=== Prompt ===
Go through the records and give each one again exactly.

* begin Task material *

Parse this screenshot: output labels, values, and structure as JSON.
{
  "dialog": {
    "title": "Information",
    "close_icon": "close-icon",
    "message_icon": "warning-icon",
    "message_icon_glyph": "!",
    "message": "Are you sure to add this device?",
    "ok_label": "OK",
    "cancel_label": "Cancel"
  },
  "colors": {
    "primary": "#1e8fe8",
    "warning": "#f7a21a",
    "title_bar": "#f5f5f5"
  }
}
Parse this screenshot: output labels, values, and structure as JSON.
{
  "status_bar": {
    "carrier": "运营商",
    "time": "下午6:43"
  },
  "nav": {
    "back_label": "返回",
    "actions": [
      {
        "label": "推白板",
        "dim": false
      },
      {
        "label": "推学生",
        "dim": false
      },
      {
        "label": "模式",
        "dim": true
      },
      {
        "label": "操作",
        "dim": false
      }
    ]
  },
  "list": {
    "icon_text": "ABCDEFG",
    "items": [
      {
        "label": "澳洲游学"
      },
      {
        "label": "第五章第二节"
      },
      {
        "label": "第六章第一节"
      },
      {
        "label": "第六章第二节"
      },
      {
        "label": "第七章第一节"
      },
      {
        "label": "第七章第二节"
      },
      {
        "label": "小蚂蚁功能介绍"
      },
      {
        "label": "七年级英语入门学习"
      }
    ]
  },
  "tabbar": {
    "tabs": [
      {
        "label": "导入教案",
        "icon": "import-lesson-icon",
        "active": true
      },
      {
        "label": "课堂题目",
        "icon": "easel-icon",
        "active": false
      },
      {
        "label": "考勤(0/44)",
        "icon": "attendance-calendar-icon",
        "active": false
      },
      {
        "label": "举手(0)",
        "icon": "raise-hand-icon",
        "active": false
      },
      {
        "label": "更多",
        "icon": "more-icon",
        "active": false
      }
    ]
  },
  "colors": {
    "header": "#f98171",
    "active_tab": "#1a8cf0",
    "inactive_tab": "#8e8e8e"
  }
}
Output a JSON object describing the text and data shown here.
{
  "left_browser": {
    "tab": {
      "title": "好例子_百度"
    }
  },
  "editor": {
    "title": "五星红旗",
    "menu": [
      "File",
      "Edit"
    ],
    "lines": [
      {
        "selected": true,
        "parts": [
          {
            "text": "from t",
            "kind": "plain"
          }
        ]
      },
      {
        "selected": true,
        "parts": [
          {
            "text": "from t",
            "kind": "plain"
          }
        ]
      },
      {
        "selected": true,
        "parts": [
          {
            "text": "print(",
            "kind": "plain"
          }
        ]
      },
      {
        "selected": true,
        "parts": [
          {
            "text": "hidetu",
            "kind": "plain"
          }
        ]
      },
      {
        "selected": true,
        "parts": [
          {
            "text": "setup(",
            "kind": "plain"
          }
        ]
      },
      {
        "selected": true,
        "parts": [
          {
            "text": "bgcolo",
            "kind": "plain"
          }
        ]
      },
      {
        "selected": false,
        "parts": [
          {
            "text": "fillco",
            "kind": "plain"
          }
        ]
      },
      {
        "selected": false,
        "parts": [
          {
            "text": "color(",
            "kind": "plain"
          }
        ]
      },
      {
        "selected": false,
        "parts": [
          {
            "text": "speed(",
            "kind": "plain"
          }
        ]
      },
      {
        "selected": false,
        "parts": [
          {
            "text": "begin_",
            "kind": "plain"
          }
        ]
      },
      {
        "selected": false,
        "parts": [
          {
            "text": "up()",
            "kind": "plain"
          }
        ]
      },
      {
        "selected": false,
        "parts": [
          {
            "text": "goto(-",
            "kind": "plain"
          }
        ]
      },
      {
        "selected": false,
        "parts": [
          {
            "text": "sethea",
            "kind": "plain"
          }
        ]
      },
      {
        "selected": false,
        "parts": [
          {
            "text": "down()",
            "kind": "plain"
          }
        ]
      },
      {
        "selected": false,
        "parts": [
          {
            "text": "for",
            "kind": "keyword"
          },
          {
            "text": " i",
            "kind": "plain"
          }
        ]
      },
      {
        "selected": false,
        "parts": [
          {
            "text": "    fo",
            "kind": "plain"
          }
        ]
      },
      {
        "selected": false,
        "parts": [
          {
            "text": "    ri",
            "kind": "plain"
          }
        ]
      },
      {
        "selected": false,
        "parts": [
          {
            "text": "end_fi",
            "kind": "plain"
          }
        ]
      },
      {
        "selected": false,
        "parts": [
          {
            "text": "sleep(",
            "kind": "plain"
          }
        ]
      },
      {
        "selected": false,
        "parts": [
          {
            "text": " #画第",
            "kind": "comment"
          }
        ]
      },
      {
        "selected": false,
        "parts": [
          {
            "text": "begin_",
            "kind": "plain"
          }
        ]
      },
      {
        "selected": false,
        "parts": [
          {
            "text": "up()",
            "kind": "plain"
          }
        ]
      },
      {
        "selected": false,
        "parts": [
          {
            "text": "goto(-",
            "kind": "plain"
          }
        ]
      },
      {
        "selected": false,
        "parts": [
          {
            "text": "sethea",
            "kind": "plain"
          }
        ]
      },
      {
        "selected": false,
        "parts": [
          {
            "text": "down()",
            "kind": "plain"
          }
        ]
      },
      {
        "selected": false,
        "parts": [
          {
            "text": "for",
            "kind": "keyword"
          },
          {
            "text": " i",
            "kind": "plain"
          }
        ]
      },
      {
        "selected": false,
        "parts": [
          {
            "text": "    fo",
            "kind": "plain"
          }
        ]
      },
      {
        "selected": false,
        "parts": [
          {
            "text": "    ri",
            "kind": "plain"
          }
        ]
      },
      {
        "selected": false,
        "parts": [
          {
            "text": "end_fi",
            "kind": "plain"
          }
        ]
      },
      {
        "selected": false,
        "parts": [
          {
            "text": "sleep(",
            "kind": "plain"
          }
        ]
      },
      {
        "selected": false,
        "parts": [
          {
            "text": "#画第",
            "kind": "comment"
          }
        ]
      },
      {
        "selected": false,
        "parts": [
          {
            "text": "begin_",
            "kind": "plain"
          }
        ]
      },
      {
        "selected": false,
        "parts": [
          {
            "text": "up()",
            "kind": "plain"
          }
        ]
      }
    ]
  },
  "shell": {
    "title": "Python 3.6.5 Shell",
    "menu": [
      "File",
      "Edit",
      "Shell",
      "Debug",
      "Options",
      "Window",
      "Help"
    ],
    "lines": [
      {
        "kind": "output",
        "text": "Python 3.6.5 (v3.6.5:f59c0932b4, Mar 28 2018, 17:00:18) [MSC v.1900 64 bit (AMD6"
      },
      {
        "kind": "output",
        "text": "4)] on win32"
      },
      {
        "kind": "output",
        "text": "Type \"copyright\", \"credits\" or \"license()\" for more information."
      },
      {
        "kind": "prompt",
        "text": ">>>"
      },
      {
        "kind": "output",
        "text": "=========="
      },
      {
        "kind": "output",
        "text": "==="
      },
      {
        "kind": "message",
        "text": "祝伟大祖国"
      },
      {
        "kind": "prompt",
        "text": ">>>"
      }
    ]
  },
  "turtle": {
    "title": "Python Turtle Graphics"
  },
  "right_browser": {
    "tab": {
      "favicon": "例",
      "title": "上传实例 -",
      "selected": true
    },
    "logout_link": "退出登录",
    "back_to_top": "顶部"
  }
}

* end Task material *

=== Output for this task ===
Parse this screenshot: output labels, values, and structure as JSON.
{
  "dialog": {
    "title": "Information",
    "close_icon": "close-icon",
    "message_icon": "warning-icon",
    "message_icon_glyph": "!",
    "message": "Are you sure to add this device?",
    "ok_label": "OK",
    "cancel_label": "Cancel"
  },
  "colors": {
    "primary": "#1e8fe8",
    "warning": "#f7a21a",
    "title_bar": "#f5f5f5"
  }
}
Parse this screenshot: output labels, values, and structure as JSON.
{
  "status_bar": {
    "carrier": "运营商",
    "time": "下午6:43"
  },
  "nav": {
    "back_label": "返回",
    "actions": [
      {
        "label": "推白板",
        "dim": false
      },
      {
        "label": "推学生",
        "dim": false
      },
      {
        "label": "模式",
        "dim": true
      },
      {
        "label": "操作",
        "dim": false
      }
    ]
  },
  "list": {
    "icon_text": "ABCDEFG",
    "items": [
      {
        "label": "澳洲游学"
      },
      {
        "label": "第五章第二节"
      },
      {
        "label": "第六章第一节"
      },
      {
        "label": "第六章第二节"
      },
      {
        "label": "第七章第一节"
      },
      {
        "label": "第七章第二节"
      },
      {
        "label": "小蚂蚁功能介绍"
      },
      {
        "label": "七年级英语入门学习"
      }
    ]
  },
  "tabbar": {
    "tabs": [
      {
        "label": "导入教案",
        "icon": "import-lesson-icon",
        "active": true
      },
      {
        "label": "课堂题目",
        "icon": "easel-icon",
        "active": false
      },
      {
        "label": "考勤(0/44)",
        "icon": "attendance-calendar-icon",
        "active": false
      },
      {
        "label": "举手(0)",
        "icon": "raise-hand-icon",
        "active": false
      },
      {
        "label": "更多",
        "icon": "more-icon",
        "active": false
      }
    ]
  },
  "colors": {
    "header": "#f98171",
    "active_tab": "#1a8cf0",
    "inactive_tab": "#8e8e8e"
  }
}
Output a JSON object describing the text and data shown here.
{
  "left_browser": {
    "tab": {
      "title": "好例子_百度"
    }
  },
  "editor": {
    "title": "五星红旗",
    "menu": [
      "File",
      "Edit"
    ],
    "lines": [
      {
        "selected": true,
        "parts": [
          {
            "text": "from t",
            "kind": "plain"
          }
        ]
      },
      {
        "selected": true,
        "parts": [
          {
            "text": "from t",
            "kind": "plain"
          }
        ]
      },
      {
        "selected": true,
        "parts": [
          {
            "text": "print(",
            "kind": "plain"
          }
        ]
      },
      {
        "selected": true,
        "parts": [
          {
            "text": "hidetu",
            "kind": "plain"
          }
        ]
      },
      {
        "selected": true,
        "parts": [
          {
            "text": "setup(",
            "kind": "plain"
          }
        ]
      },
      {
        "selected": true,
        "parts": [
          {
            "text": "bgcolo",
            "kind": "plain"
          }
        ]
      },
      {
        "selected": false,
        "parts": [
          {
            "text": "fillco",
            "kind": "plain"
          }
        ]
      },
      {
        "selected": false,
        "parts": [
          {
            "text": "color(",
            "kind": "plain"
          }
        ]
      },
      {
        "selected": false,
        "parts": [
          {
            "text": "speed(",
            "kind": "plain"
          }
        ]
      },
      {
        "selected": false,
        "parts": [
          {
            "text": "begin_",
            "kind": "plain"
          }
        ]
      },
      {
        "selected": false,
        "parts": [
          {
            "text": "up()",
            "kind": "plain"
          }
        ]
      },
      {
        "selected": false,
        "parts": [
          {
            "text": "goto(-",
            "kind": "plain"
          }
        ]
      },
      {
        "selected": false,
        "parts": [
          {
            "text": "sethea",
            "kind": "plain"
          }
        ]
      },
      {
        "selected": false,
        "parts": [
          {
            "text": "down()",
            "kind": "plain"
          }
        ]
      },
      {
        "selected": false,
        "parts": [
          {
            "text": "for",
            "kind": "keyword"
          },
          {
            "text": " i",
            "kind": "plain"
          }
        ]
      },
      {
        "selected": false,
        "parts": [
          {
            "text": "    fo",
            "kind": "plain"
          }
        ]
      },
      {
        "selected": false,
        "parts": [
          {
            "text": "    ri",
            "kind": "plain"
          }
        ]
      },
      {
        "selected": false,
        "parts": [
          {
            "text": "end_fi",
            "kind": "plain"
          }
        ]
      },
      {
        "selected": false,
        "parts": [
          {
            "text": "sleep(",
            "kind": "plain"
          }
        ]
      },
      {
        "selected": false,
        "parts": [
          {
            "text": " #画第",
            "kind": "comment"
          }
        ]
      },
      {
        "selected": false,
        "parts": [
          {
            "text": "begin_",
            "kind": "plain"
          }
        ]
      },
      {
        "selected": false,
        "parts": [
          {
            "text": "up()",
            "kind": "plain"
          }
        ]
      },
      {
        "selected": false,
        "parts": [
          {
            "text": "goto(-",
            "kind": "plain"
          }
        ]
      },
      {
        "selected": false,
        "parts": [
          {
            "text": "sethea",
            "kind": "plain"
          }
        ]
      },
      {
        "selected": false,
        "parts": [
          {
            "text": "down()",
            "kind": "plain"
          }
        ]
      },
      {
        "selected": false,
        "parts": [
          {
            "text": "for",
            "kind": "keyword"
          },
          {
            "text": " i",
            "kind": "plain"
          }
        ]
      },
      {
        "selected": false,
        "parts": [
          {
            "text": "    fo",
            "kind": "plain"
          }
        ]
      },
      {
        "selected": false,
        "parts": [
          {
            "text": "    ri",
            "kind": "plain"
          }
        ]
      },
      {
        "selected": false,
        "parts": [
          {
            "text": "end_fi",
            "kind": "plain"
          }
        ]
      },
      {
        "selected": false,
        "parts": [
          {
            "text": "sleep(",
            "kind": "plain"
          }
        ]
      },
      {
        "selected": false,
        "parts": [
          {
            "text": "#画第",
            "kind": "comment"
          }
        ]
      },
      {
        "selected": false,
        "parts": [
          {
            "text": "begin_",
            "kind": "plain"
          }
        ]
      },
      {
        "selected": false,
        "parts": [
          {
            "text": "up()",
            "kind": "plain"
          }
        ]
      }
    ]
  },
  "shell": {
    "title": "Python 3.6.5 Shell",
    "menu": [
      "File",
      "Edit",
      "Shell",
      "Debug",
      "Options",
      "Window",
      "Help"
    ],
    "lines": [
      {
        "kind": "output",
        "text": "Python 3.6.5 (v3.6.5:f59c0932b4, Mar 28 2018, 17:00:18) [MSC v.1900 64 bit (AMD6"
      },
      {
        "kind": "output",
        "text": "4)] on win32"
      },
      {
        "kind": "output",
        "text": "Type \"copyright\", \"credits\" or \"license()\" for more information."
      },
      {
        "kind": "prompt",
        "text": ">>>"
      },
      {
        "kind": "output",
        "text": "=========="
      },
      {
        "kind": "output",
        "text": "==="
      },
      {
        "kind": "message",
        "text": "祝伟大祖国"
      },
      {
        "kind": "prompt",
        "text": ">>>"
      }
    ]
  },
  "turtle": {
    "title": "Python Turtle Graphics"
  },
  "right_browser": {
    "tab": {
      "favicon": "例",
      "title": "上传实例 -",
      "selected": true
    },
    "logout_link": "退出登录",
    "back_to_top": "顶部"
  }
}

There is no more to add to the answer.